Figure collection entries
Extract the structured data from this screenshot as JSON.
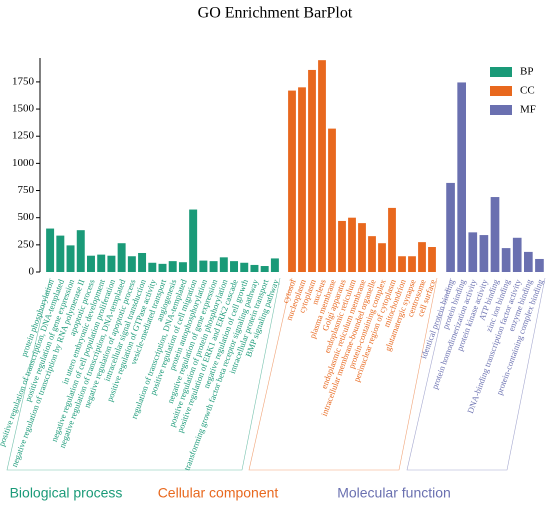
{
  "chart_data": {
    "type": "bar",
    "title": "GO Enrichment BarPlot",
    "ylim": [
      0,
      1970
    ],
    "yticks": [
      0,
      250,
      500,
      750,
      1000,
      1250,
      1500,
      1750
    ],
    "legend": "upper right",
    "series": [
      {
        "name": "BP",
        "group_label": "Biological process",
        "color": "#1a9a78",
        "categories": [
          "protein phosphorylation",
          "positive regulation of transcription, DNA-templated",
          "positive regulation of gene expression",
          "negative regulation of transcription by RNA polymerase II",
          "apoptotic process",
          "in utero embryonic development",
          "negative regulation of cell population proliferation",
          "negative regulation of transcription, DNA-templated",
          "negative regulation of apoptotic process",
          "intracellular signal transduction",
          "positive regulation of GTPase activity",
          "vesicle-mediated transport",
          "angiogenesis",
          "regulation of transcription, DNA-templated",
          "positive regulation of cell migration",
          "protein autophosphorylation",
          "negative regulation of gene expression",
          "positive regulation of protein phosphorylation",
          "positive regulation of ERK1 and ERK2 cascade",
          "negative regulation of cell growth",
          "transforming growth factor beta receptor signaling pathway",
          "intracellular protein transport",
          "BMP signaling pathway"
        ],
        "values": [
          400,
          335,
          245,
          385,
          150,
          160,
          150,
          265,
          145,
          175,
          85,
          75,
          100,
          90,
          575,
          105,
          100,
          135,
          100,
          85,
          65,
          55,
          125
        ]
      },
      {
        "name": "CC",
        "group_label": "Cellular component",
        "color": "#e8681e",
        "categories": [
          "cytosol",
          "nucleoplasm",
          "cytoplasm",
          "nucleus",
          "plasma membrane",
          "Golgi apparatus",
          "endoplasmic reticulum",
          "endoplasmic reticulum membrane",
          "intracellular membrane-bounded organelle",
          "protein-containing complex",
          "perinuclear region of cytoplasm",
          "mitochondrion",
          "glutamatergic synapse",
          "centrosome",
          "cell surface"
        ],
        "values": [
          1670,
          1700,
          1860,
          1950,
          1320,
          470,
          500,
          450,
          330,
          265,
          590,
          145,
          145,
          275,
          230
        ]
      },
      {
        "name": "MF",
        "group_label": "Molecular function",
        "color": "#6a70b0",
        "categories": [
          "identical protein binding",
          "protein binding",
          "protein homodimerization activity",
          "protein kinase activity",
          "ATP binding",
          "zinc ion binding",
          "DNA-binding transcription factor activity",
          "enzyme binding",
          "protein-containing complex binding"
        ],
        "values": [
          820,
          1745,
          365,
          340,
          690,
          220,
          315,
          185,
          120
        ]
      }
    ]
  }
}
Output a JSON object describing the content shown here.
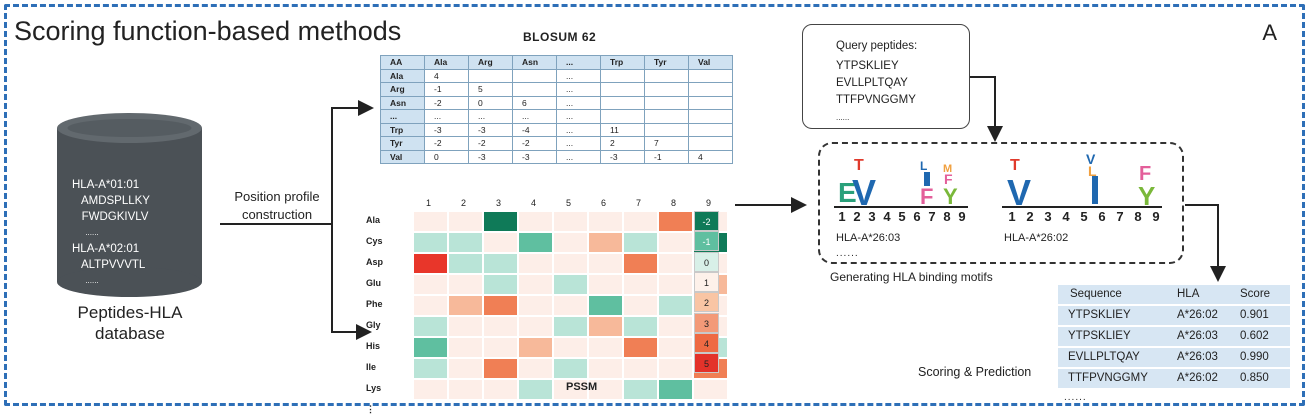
{
  "title": "Scoring function-based methods",
  "panel_letter": "A",
  "database": {
    "lines": [
      "HLA-A*01:01",
      "   AMDSPLLKY",
      "   FWDGKIVLV",
      "      ......",
      "HLA-A*02:01",
      "   ALTPVVVTL",
      "      ......"
    ],
    "label_line1": "Peptides-HLA",
    "label_line2": "database"
  },
  "arrow_label_line1": "Position profile",
  "arrow_label_line2": "construction",
  "blosum": {
    "title": "BLOSUM 62",
    "header": [
      "AA",
      "Ala",
      "Arg",
      "Asn",
      "...",
      "Trp",
      "Tyr",
      "Val"
    ],
    "rows": [
      [
        "Ala",
        "4",
        "",
        "",
        "...",
        "",
        "",
        ""
      ],
      [
        "Arg",
        "-1",
        "5",
        "",
        "...",
        "",
        "",
        ""
      ],
      [
        "Asn",
        "-2",
        "0",
        "6",
        "...",
        "",
        "",
        ""
      ],
      [
        "...",
        "...",
        "...",
        "...",
        "...",
        "",
        "",
        ""
      ],
      [
        "Trp",
        "-3",
        "-3",
        "-4",
        "...",
        "11",
        "",
        ""
      ],
      [
        "Tyr",
        "-2",
        "-2",
        "-2",
        "...",
        "2",
        "7",
        ""
      ],
      [
        "Val",
        "0",
        "-3",
        "-3",
        "...",
        "-3",
        "-1",
        "4"
      ]
    ]
  },
  "pssm": {
    "label": "PSSM",
    "columns": [
      "1",
      "2",
      "3",
      "4",
      "5",
      "6",
      "7",
      "8",
      "9",
      "..."
    ],
    "rows": [
      "Ala",
      "Cys",
      "Asp",
      "Glu",
      "Phe",
      "Gly",
      "His",
      "Ile",
      "Lys",
      "⋮"
    ],
    "legend": [
      "-2",
      "-1",
      "0",
      "1",
      "2",
      "3",
      "4",
      "5"
    ],
    "colors": {
      "g2": "#0f7a58",
      "g1": "#5fbfa0",
      "g0": "#b9e4d7",
      "n": "#fdeee8",
      "o1": "#f7b99a",
      "o2": "#f07f55",
      "r": "#e8362a"
    },
    "grid": [
      [
        "n",
        "n",
        "g2",
        "n",
        "n",
        "n",
        "n",
        "o2",
        "n"
      ],
      [
        "g0",
        "g0",
        "n",
        "g1",
        "n",
        "o1",
        "g0",
        "n",
        "g2"
      ],
      [
        "r",
        "g0",
        "g0",
        "n",
        "n",
        "n",
        "o2",
        "n",
        "n"
      ],
      [
        "n",
        "n",
        "g0",
        "n",
        "g0",
        "n",
        "n",
        "n",
        "o1"
      ],
      [
        "n",
        "o1",
        "o2",
        "n",
        "n",
        "g1",
        "n",
        "g0",
        "n"
      ],
      [
        "g0",
        "n",
        "n",
        "n",
        "g0",
        "o1",
        "g0",
        "n",
        "n"
      ],
      [
        "g1",
        "n",
        "n",
        "o1",
        "n",
        "n",
        "o2",
        "n",
        "g0"
      ],
      [
        "g0",
        "n",
        "o2",
        "n",
        "g0",
        "n",
        "n",
        "n",
        "o2"
      ],
      [
        "n",
        "n",
        "n",
        "g0",
        "n",
        "n",
        "g0",
        "g1",
        "n"
      ]
    ],
    "legend_colors": [
      "#0f7a58",
      "#5fbfa0",
      "#d8f0e8",
      "#fdf1ea",
      "#f9c5a4",
      "#f39a78",
      "#ee6a43",
      "#e3322a"
    ]
  },
  "query": {
    "title": "Query peptides:",
    "lines": [
      "YTPSKLIEY",
      "EVLLPLTQAY",
      "TTFPVNGGMY",
      "......"
    ]
  },
  "motifs": {
    "positions": [
      "1",
      "2",
      "3",
      "4",
      "5",
      "6",
      "7",
      "8",
      "9"
    ],
    "motif1_label": "HLA-A*26:03",
    "motif2_label": "HLA-A*26:02",
    "dots": "......",
    "caption": "Generating HLA binding motifs",
    "letter_colors": {
      "E": "#2aa07a",
      "V": "#1f68b0",
      "T": "#e03a2c",
      "F": "#e35f9a",
      "Y": "#7ab83a",
      "L": "#1f68b0",
      "I": "#1f68b0",
      "M": "#f0a040"
    }
  },
  "scores": {
    "headers": [
      "Sequence",
      "HLA",
      "Score"
    ],
    "rows": [
      [
        "YTPSKLIEY",
        "A*26:02",
        "0.901"
      ],
      [
        "YTPSKLIEY",
        "A*26:03",
        "0.602"
      ],
      [
        "EVLLPLTQAY",
        "A*26:03",
        "0.990"
      ],
      [
        "TTFPVNGGMY",
        "A*26:02",
        "0.850"
      ]
    ],
    "dots": "......",
    "caption": "Scoring & Prediction"
  }
}
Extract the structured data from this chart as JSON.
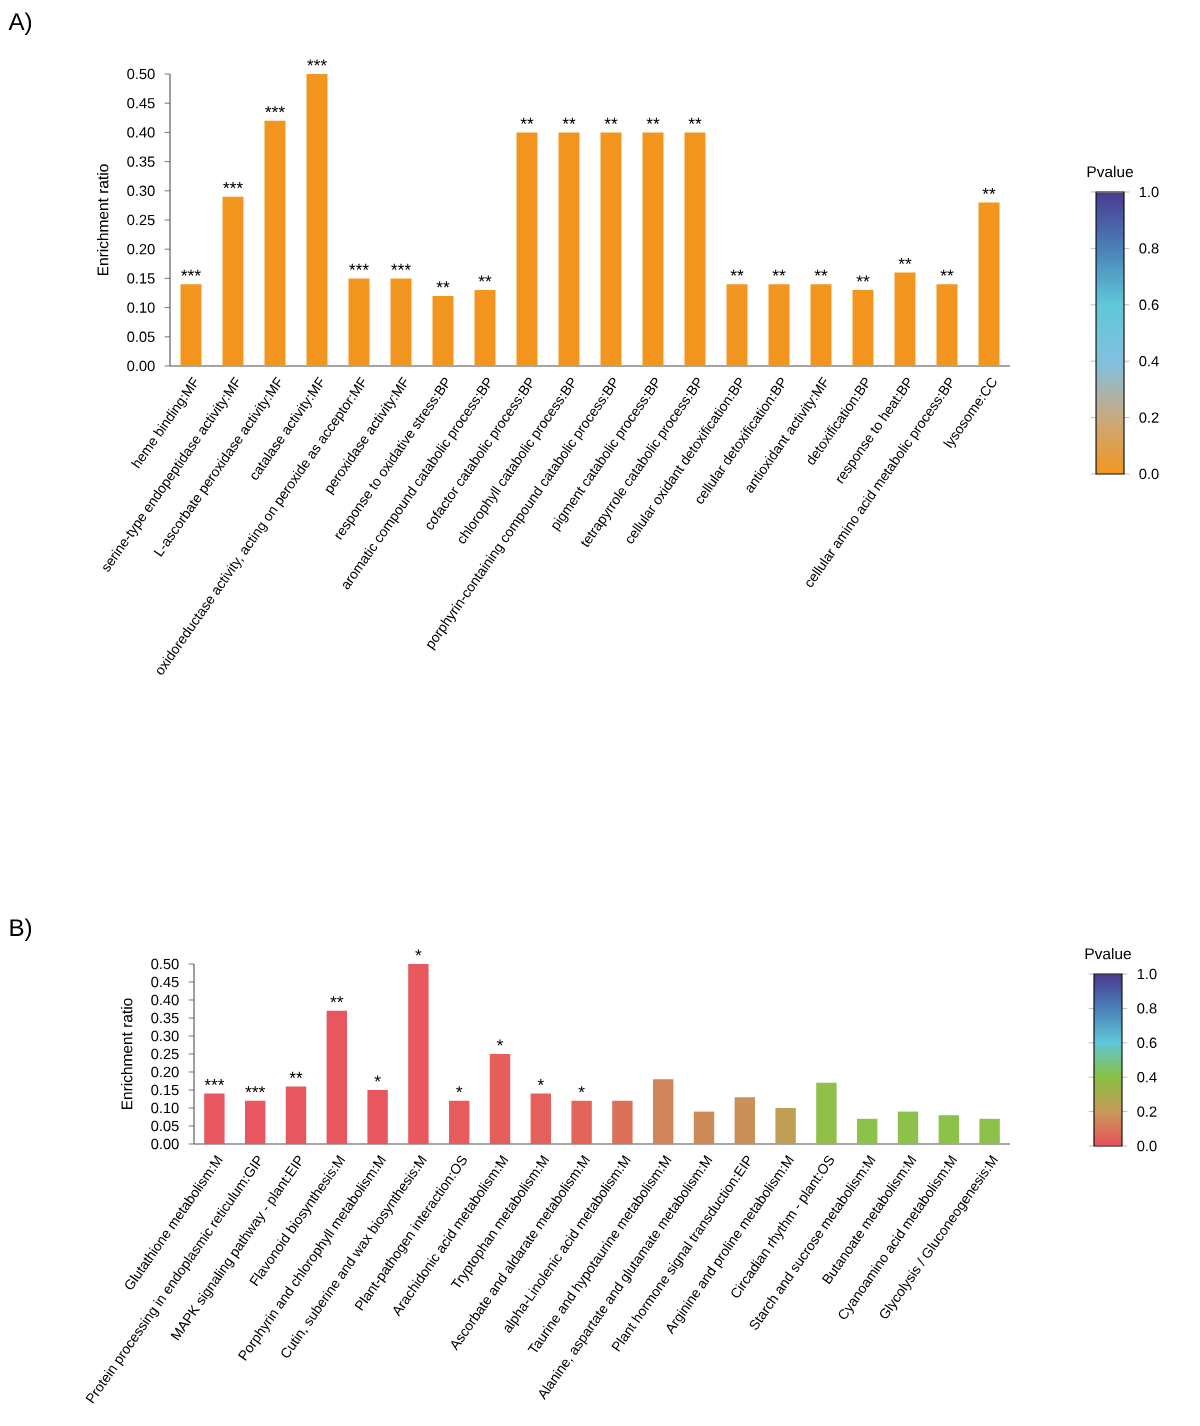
{
  "chart_data": [
    {
      "type": "bar",
      "title": "A)",
      "ylabel": "Enrichment ratio",
      "clabel": "Pvalue",
      "categories": [
        "heme binding:MF",
        "serine-type endopeptidase activity:MF",
        "L-ascorbate peroxidase activity:MF",
        "catalase activity:MF",
        "oxidoreductase activity, acting on peroxide as acceptor:MF",
        "peroxidase activity:MF",
        "response to oxidative stress:BP",
        "aromatic compound catabolic process:BP",
        "cofactor catabolic process:BP",
        "chlorophyll catabolic process:BP",
        "porphyrin-containing compound catabolic process:BP",
        "pigment catabolic process:BP",
        "tetrapyrrole catabolic process:BP",
        "cellular oxidant detoxification:BP",
        "cellular detoxification:BP",
        "antioxidant activity:MF",
        "detoxification:BP",
        "response to heat:BP",
        "cellular amino acid metabolic process:BP",
        "lysosome:CC"
      ],
      "series": [
        {
          "color": "#f2961f",
          "values": [
            0.14,
            0.29,
            0.42,
            0.5,
            0.15,
            0.15,
            0.12,
            0.13,
            0.4,
            0.4,
            0.4,
            0.4,
            0.4,
            0.14,
            0.14,
            0.14,
            0.13,
            0.16,
            0.14,
            0.28
          ],
          "value_labels": [
            "***",
            "***",
            "***",
            "***",
            "***",
            "***",
            "**",
            "**",
            "**",
            "**",
            "**",
            "**",
            "**",
            "**",
            "**",
            "**",
            "**",
            "**",
            "**",
            "**"
          ]
        }
      ],
      "ylim": [
        0,
        0.5
      ],
      "yticks": [
        {
          "value": 0,
          "label": "0.00"
        },
        {
          "value": 0.05,
          "label": "0.05"
        },
        {
          "value": 0.1,
          "label": "0.10"
        },
        {
          "value": 0.15,
          "label": "0.15"
        },
        {
          "value": 0.2,
          "label": "0.20"
        },
        {
          "value": 0.25,
          "label": "0.25"
        },
        {
          "value": 0.3,
          "label": "0.30"
        },
        {
          "value": 0.35,
          "label": "0.35"
        },
        {
          "value": 0.4,
          "label": "0.40"
        },
        {
          "value": 0.45,
          "label": "0.45"
        },
        {
          "value": 0.5,
          "label": "0.50"
        }
      ],
      "clim": [
        0,
        1
      ],
      "cticks": [
        {
          "value": 0,
          "label": "0.0"
        },
        {
          "value": 0.2,
          "label": "0.2"
        },
        {
          "value": 0.4,
          "label": "0.4"
        },
        {
          "value": 0.6,
          "label": "0.6"
        },
        {
          "value": 0.8,
          "label": "0.8"
        },
        {
          "value": 1,
          "label": "1.0"
        }
      ]
    },
    {
      "type": "bar",
      "title": "B)",
      "ylabel": "Enrichment ratio",
      "clabel": "Pvalue",
      "categories": [
        "Glutathione metabolism:M",
        "Protein processing in endoplasmic reticulum:GIP",
        "MAPK signaling pathway - plant:EIP",
        "Flavonoid biosynthesis:M",
        "Porphyrin and chlorophyll metabolism:M",
        "Cutin, suberine and wax biosynthesis:M",
        "Plant-pathogen interaction:OS",
        "Arachidonic acid metabolism:M",
        "Tryptophan metabolism:M",
        "Ascorbate and aldarate metabolism:M",
        "alpha-Linolenic acid metabolism:M",
        "Taurine and hypotaurine metabolism:M",
        "Alanine, aspartate and glutamate metabolism:M",
        "Plant hormone signal transduction:EIP",
        "Arginine and proline metabolism:M",
        "Circadian rhythm - plant:OS",
        "Starch and sucrose metabolism:M",
        "Butanoate metabolism:M",
        "Cyanoamino acid metabolism:M",
        "Glycolysis / Gluconeogenesis:M"
      ],
      "series": [
        {
          "values": [
            0.14,
            0.12,
            0.16,
            0.37,
            0.15,
            0.5,
            0.12,
            0.25,
            0.14,
            0.12,
            0.12,
            0.18,
            0.09,
            0.13,
            0.1,
            0.17,
            0.07,
            0.09,
            0.08,
            0.07
          ],
          "colors": [
            "#e8575f",
            "#e8575f",
            "#e8575f",
            "#e8575f",
            "#e8575f",
            "#e8585e",
            "#e65c5d",
            "#e65e5c",
            "#e5605c",
            "#e3645b",
            "#dd7058",
            "#d1845a",
            "#cd8a58",
            "#cb8f58",
            "#c09e55",
            "#90c048",
            "#8bc24a",
            "#8cc24a",
            "#8dc24a",
            "#8dc24a"
          ],
          "value_labels": [
            "***",
            "***",
            "**",
            "**",
            "*",
            "*",
            "*",
            "*",
            "*",
            "*",
            null,
            null,
            null,
            null,
            null,
            null,
            null,
            null,
            null,
            null
          ]
        }
      ],
      "ylim": [
        0,
        0.5
      ],
      "yticks": [
        {
          "value": 0,
          "label": "0.00"
        },
        {
          "value": 0.05,
          "label": "0.05"
        },
        {
          "value": 0.1,
          "label": "0.10"
        },
        {
          "value": 0.15,
          "label": "0.15"
        },
        {
          "value": 0.2,
          "label": "0.20"
        },
        {
          "value": 0.25,
          "label": "0.25"
        },
        {
          "value": 0.3,
          "label": "0.30"
        },
        {
          "value": 0.35,
          "label": "0.35"
        },
        {
          "value": 0.4,
          "label": "0.40"
        },
        {
          "value": 0.45,
          "label": "0.45"
        },
        {
          "value": 0.5,
          "label": "0.50"
        }
      ],
      "clim": [
        0,
        1
      ],
      "cticks": [
        {
          "value": 0,
          "label": "0.0"
        },
        {
          "value": 0.2,
          "label": "0.2"
        },
        {
          "value": 0.4,
          "label": "0.4"
        },
        {
          "value": 0.6,
          "label": "0.6"
        },
        {
          "value": 0.8,
          "label": "0.8"
        },
        {
          "value": 1,
          "label": "1.0"
        }
      ]
    }
  ]
}
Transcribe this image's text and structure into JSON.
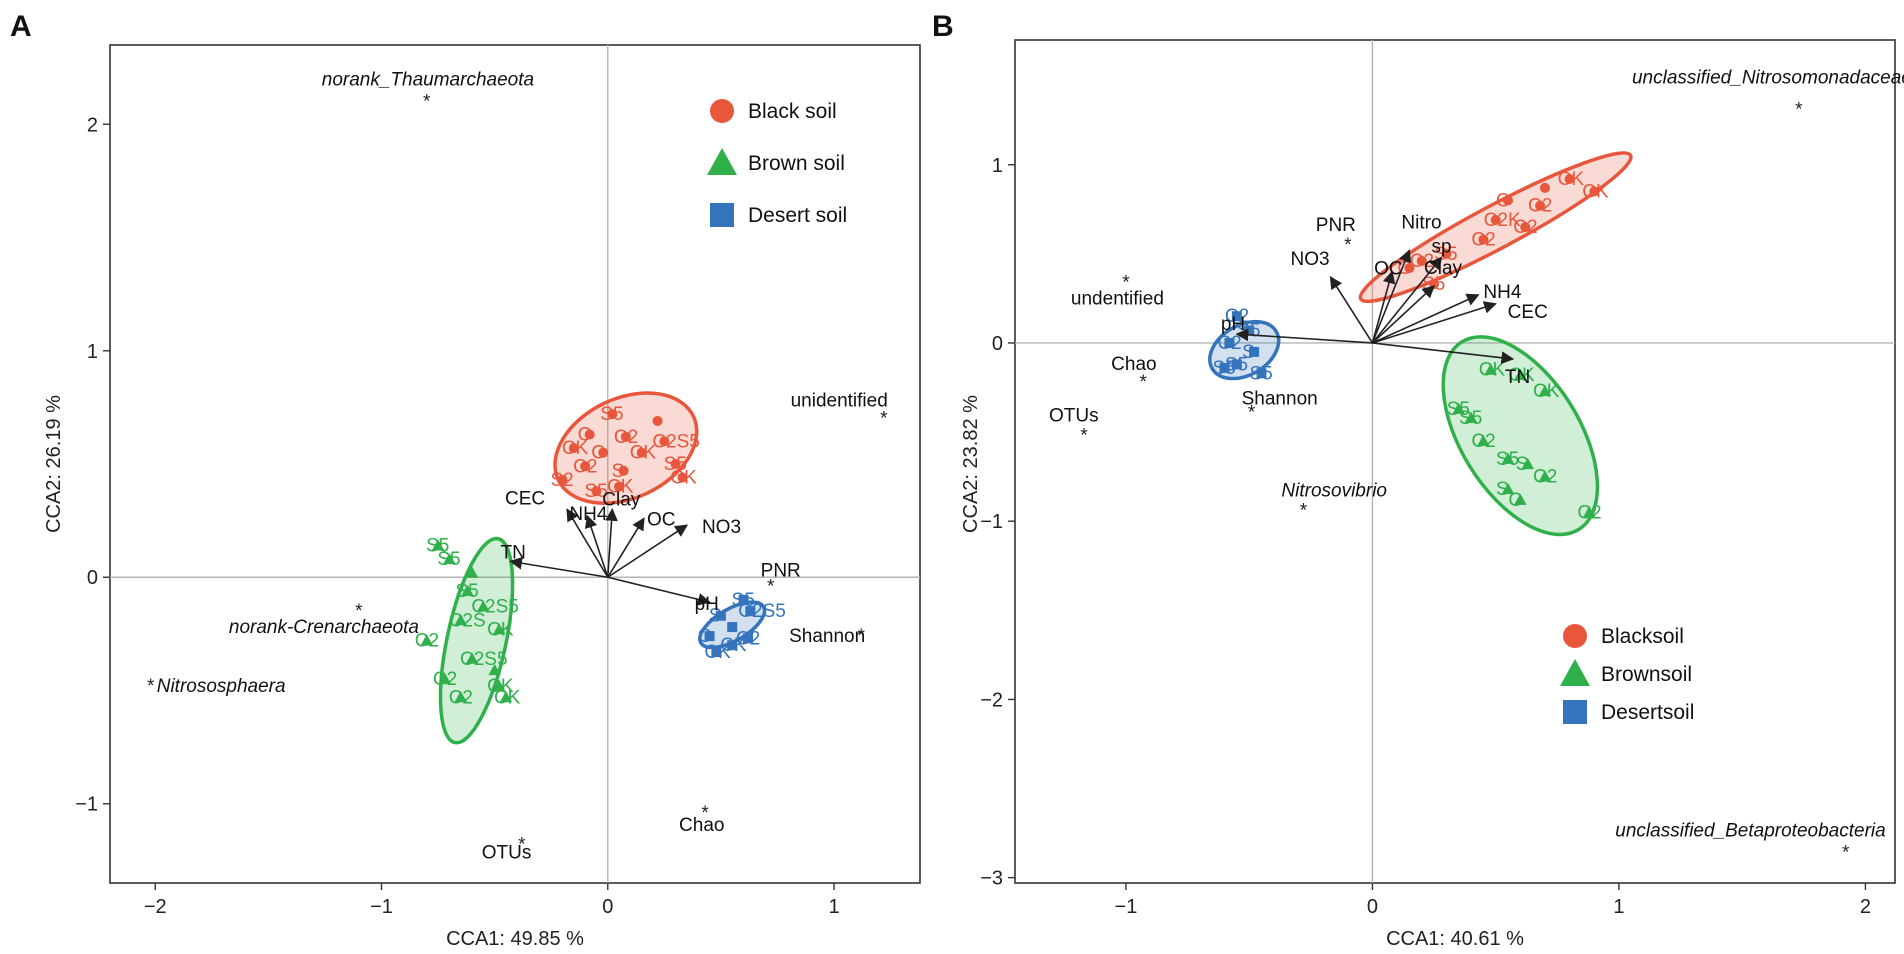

ABOUT THIS TASK: Set aside each line above that includes the string "membrane" and report it.

SOLUTION FOR THIS TASK:
          "plasma membrane",
          "endoplasmic reticulum membrane",
          "intracellular membrane-bounded organelle",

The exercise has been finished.